_Obiettivo_
Estrai l'articolo sul petrolio in Basilicata riportato qui sotto e trascrivilo per intero, parola per parola, senza alcuna modifica.

_Articolo_
>>>

A riaprire le polemiche in questi giorni sono il Wwf e la Ola, l'organizzazione lucana ambientalista che racchiude molte sigle dell'associazionismo. Gli ambientalisti chiedono che si fermi lo scavo di Monte Grosso, a Brindisi di Montagna, e lanciano una moratoria del petrolio in Basilicata. Circa due terzi della Basilicata sono interessati da istanze di compagnie petrolifere, sia concessioni alla coltivazione di idrocarburi (ma poche sono quelle realmente operanti) che permessi di ricerca.

<<<

Elenchi di elementi di impaginazione con riquadri:

>>>

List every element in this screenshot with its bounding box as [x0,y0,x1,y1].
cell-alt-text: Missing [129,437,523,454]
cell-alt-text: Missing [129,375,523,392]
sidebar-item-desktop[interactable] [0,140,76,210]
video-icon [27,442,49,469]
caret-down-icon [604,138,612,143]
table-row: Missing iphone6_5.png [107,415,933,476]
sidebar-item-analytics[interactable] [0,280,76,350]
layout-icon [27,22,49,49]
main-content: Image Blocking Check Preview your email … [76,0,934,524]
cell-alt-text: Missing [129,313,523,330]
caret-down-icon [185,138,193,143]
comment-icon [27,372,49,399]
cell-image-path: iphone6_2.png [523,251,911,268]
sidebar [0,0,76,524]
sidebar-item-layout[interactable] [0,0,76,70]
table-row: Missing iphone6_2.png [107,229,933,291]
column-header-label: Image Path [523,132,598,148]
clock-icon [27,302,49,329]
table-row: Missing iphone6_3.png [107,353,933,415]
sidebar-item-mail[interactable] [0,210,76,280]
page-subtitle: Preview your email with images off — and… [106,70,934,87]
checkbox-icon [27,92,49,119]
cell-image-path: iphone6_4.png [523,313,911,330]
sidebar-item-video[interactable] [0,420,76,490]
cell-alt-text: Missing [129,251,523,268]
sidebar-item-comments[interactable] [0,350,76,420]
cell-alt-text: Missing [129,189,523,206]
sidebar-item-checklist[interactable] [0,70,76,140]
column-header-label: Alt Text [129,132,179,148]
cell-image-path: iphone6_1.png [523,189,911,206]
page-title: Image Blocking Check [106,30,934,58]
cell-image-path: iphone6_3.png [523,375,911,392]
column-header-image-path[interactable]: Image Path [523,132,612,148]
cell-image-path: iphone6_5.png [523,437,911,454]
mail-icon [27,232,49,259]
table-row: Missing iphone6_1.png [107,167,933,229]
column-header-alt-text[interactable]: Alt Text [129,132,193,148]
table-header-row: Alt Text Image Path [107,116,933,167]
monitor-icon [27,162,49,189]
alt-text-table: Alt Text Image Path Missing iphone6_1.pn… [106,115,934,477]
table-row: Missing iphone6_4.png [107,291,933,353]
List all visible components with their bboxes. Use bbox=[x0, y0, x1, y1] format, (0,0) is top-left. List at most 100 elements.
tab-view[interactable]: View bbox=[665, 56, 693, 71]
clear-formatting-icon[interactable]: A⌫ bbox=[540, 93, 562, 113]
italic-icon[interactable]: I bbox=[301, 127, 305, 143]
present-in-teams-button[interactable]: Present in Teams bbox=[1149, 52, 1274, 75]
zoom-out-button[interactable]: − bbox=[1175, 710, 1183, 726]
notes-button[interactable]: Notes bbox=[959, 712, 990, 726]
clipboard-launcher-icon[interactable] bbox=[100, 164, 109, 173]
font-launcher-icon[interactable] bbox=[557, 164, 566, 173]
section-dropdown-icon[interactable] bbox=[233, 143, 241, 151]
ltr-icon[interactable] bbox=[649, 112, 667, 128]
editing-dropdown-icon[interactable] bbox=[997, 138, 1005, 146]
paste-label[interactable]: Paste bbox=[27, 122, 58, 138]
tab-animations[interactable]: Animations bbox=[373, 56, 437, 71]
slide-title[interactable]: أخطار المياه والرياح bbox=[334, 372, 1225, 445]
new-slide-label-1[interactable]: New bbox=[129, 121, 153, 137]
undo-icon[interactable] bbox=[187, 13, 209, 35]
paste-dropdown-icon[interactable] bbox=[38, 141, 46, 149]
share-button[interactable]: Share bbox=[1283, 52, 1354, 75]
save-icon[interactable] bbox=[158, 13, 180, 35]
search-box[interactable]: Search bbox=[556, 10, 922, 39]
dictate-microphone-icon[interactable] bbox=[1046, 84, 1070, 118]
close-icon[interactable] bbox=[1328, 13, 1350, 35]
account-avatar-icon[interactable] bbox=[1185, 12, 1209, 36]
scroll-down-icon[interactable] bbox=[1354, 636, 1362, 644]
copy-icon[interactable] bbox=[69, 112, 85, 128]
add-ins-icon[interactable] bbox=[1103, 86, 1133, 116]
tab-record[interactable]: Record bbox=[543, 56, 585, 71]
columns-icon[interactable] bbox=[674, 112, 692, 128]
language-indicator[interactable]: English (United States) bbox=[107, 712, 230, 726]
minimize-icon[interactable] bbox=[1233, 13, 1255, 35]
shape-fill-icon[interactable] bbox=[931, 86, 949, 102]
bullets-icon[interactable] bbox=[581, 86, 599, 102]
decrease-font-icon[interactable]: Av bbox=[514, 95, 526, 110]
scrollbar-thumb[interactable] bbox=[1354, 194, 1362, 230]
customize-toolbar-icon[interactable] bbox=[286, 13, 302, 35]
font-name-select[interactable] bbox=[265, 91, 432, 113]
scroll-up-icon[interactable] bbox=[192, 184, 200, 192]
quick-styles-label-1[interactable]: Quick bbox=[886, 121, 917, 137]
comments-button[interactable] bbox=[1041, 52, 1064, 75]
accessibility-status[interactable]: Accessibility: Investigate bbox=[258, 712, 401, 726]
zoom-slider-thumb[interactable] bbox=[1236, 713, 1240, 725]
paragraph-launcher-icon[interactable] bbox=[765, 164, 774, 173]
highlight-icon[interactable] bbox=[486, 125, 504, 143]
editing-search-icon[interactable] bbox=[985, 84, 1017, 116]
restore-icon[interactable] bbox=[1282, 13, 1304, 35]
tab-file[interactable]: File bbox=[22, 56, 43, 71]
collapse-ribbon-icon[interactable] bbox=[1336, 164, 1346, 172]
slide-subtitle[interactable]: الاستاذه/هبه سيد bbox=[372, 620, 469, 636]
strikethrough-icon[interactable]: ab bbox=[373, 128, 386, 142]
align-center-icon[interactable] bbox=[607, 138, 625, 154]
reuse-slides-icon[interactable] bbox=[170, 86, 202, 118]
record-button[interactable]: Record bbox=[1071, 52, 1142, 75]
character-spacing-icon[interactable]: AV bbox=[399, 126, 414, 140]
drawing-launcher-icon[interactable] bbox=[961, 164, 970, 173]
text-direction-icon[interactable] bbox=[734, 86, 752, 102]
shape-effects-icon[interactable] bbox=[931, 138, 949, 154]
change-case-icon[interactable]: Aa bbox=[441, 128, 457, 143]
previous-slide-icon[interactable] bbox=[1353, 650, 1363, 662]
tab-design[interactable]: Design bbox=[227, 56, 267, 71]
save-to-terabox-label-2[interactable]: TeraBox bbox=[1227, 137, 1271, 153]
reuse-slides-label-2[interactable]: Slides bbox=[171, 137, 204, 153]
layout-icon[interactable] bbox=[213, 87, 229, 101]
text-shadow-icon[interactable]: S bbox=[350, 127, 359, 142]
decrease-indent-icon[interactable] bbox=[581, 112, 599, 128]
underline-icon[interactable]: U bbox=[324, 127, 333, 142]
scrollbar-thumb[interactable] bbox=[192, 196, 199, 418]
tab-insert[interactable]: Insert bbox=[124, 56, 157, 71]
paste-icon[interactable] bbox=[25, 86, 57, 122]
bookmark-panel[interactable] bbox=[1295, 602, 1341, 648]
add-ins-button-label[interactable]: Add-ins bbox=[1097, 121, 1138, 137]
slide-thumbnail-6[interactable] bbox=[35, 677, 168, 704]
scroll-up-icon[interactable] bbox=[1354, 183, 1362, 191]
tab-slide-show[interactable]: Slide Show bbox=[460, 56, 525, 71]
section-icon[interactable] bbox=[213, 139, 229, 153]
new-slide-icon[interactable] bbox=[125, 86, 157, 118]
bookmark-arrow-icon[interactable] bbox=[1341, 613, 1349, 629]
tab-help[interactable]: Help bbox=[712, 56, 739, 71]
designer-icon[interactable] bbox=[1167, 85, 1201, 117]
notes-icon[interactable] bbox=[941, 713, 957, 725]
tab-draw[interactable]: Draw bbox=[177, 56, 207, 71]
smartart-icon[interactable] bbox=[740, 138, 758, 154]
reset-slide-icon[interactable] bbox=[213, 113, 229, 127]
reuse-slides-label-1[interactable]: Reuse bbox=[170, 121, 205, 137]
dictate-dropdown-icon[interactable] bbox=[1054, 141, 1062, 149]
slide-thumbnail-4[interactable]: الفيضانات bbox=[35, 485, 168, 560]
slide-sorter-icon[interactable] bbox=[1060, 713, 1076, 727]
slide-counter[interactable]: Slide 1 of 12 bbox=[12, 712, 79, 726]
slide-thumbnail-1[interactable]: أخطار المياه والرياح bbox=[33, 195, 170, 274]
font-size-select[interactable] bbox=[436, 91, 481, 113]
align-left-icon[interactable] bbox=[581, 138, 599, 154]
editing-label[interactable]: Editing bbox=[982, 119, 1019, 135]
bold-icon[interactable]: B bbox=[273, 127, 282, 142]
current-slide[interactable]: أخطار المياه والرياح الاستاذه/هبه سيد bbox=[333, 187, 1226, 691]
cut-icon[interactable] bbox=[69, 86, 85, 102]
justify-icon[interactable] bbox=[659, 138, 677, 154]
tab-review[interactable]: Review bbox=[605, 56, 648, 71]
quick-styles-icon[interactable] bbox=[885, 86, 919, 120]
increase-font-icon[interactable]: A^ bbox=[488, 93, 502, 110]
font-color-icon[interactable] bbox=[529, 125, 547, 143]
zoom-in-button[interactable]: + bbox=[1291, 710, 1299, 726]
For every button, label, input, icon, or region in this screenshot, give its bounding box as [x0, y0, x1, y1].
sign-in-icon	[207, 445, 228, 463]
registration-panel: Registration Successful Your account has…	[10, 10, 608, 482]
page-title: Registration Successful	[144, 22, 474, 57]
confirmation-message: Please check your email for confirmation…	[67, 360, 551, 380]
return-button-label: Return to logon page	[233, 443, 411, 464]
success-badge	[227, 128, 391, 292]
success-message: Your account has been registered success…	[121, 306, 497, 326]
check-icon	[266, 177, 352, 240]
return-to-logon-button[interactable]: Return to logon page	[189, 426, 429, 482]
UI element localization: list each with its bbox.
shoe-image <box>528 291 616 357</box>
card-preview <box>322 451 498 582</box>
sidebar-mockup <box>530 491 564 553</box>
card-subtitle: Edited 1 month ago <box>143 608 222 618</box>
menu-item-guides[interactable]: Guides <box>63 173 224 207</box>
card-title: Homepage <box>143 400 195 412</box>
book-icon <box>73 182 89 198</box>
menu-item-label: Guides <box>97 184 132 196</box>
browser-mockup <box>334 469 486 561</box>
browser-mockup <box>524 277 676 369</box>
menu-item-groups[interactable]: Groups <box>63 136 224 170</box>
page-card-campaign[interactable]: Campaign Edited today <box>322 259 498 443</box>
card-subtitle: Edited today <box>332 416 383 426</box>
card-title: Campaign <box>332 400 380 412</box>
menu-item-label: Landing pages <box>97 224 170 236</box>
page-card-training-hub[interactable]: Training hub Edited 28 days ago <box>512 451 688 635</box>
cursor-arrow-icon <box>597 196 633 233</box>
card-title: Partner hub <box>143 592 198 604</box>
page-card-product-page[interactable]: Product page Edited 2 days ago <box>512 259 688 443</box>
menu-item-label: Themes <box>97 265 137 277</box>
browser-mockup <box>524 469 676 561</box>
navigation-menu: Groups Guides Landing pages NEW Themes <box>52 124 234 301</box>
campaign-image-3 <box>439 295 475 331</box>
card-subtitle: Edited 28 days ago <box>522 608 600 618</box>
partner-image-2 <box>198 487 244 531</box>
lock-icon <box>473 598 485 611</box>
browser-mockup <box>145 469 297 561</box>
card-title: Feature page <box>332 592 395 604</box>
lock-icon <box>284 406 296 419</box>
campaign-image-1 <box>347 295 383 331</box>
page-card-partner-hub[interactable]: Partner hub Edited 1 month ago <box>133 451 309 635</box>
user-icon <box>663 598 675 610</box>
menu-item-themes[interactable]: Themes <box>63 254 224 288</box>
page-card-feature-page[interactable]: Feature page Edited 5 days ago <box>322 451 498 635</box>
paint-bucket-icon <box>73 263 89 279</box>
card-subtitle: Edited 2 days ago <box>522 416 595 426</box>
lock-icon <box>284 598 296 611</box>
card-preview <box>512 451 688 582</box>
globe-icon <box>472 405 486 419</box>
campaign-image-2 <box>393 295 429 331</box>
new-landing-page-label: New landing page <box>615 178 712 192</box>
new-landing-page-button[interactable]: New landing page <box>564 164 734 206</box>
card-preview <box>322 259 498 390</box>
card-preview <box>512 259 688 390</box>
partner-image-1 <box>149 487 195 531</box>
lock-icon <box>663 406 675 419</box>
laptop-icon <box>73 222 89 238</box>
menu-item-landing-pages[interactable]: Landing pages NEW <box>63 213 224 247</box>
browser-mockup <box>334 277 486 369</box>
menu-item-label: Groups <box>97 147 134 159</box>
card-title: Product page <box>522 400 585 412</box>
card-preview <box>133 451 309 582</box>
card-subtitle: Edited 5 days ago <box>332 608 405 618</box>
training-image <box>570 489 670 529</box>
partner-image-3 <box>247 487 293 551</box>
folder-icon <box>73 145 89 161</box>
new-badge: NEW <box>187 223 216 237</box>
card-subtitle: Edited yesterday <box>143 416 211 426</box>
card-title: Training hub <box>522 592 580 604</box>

<<<

_Risultato dell'esercizio_
A riaprire le polemiche in questi giorni sono il Wwf e la Ola, l'organizzazione lucana ambientalista che racchiude molte sigle dell'associazionismo. Gli ambientalisti chiedono che si fermi lo scavo di Monte Grosso, a Brindisi di Montagna, e lanciano una moratoria del petrolio in Basilicata. Circa due terzi della Basilicata sono interessati da istanze di compagnie petrolifere, sia concessioni alla coltivazione di idrocarburi (ma poche sono quelle realmente operanti) che permessi di ricerca.